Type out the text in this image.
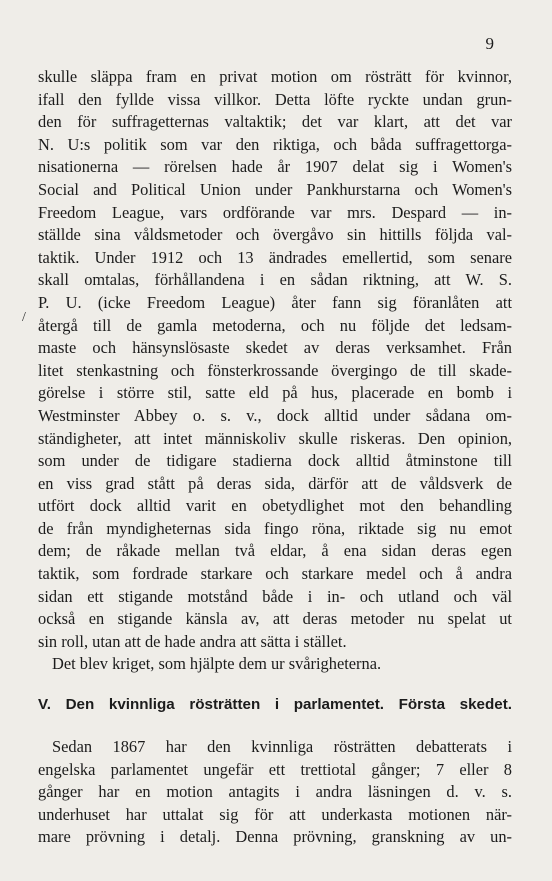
9
/
skulle släppa fram en privat motion om rösträtt för kvinnor,
ifall den fyllde vissa villkor. Detta löfte ryckte undan grun-
den för suffragetternas valtaktik; det var klart, att det var
N. U:s politik som var den riktiga, och båda suffragettorga-
nisationerna — rörelsen hade år 1907 delat sig i Women's
Social and Political Union under Pankhurstarna och Women's
Freedom League, vars ordförande var mrs. Despard — in-
ställde sina våldsmetoder och övergåvo sin hittills följda val-
taktik. Under 1912 och 13 ändrades emellertid, som senare
skall omtalas, förhållandena i en sådan riktning, att W. S.
P. U. (icke Freedom League) åter fann sig föranlåten att
återgå till de gamla metoderna, och nu följde det ledsam-
maste och hänsynslösaste skedet av deras verksamhet. Från
litet stenkastning och fönsterkrossande övergingo de till skade-
görelse i större stil, satte eld på hus, placerade en bomb i
Westminster Abbey o. s. v., dock alltid under sådana om-
ständigheter, att intet människoliv skulle riskeras. Den opinion,
som under de tidigare stadierna dock alltid åtminstone till
en viss grad stått på deras sida, därför att de våldsverk de
utfört dock alltid varit en obetydlighet mot den behandling
de från myndigheternas sida fingo röna, riktade sig nu emot
dem; de råkade mellan två eldar, å ena sidan deras egen
taktik, som fordrade starkare och starkare medel och å andra
sidan ett stigande motstånd både i in- och utland och väl
också en stigande känsla av, att deras metoder nu spelat ut
sin roll, utan att de hade andra att sätta i stället.
Det blev kriget, som hjälpte dem ur svårigheterna.
V. Den kvinnliga rösträtten i parlamentet. Första skedet.
Sedan 1867 har den kvinnliga rösträtten debatterats i
engelska parlamentet ungefär ett trettiotal gånger; 7 eller 8
gånger har en motion antagits i andra läsningen d. v. s.
underhuset har uttalat sig för att underkasta motionen när-
mare prövning i detalj. Denna prövning, granskning av un-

### Exercise objective
Return each line in the records that holds the string "deras".

### Finished task
maste och hänsynslösaste skedet av deras verksamhet. Från
en viss grad stått på deras sida, därför att de våldsverk de
dem; de råkade mellan två eldar, å ena sidan deras egen
också en stigande känsla av, att deras metoder nu spelat ut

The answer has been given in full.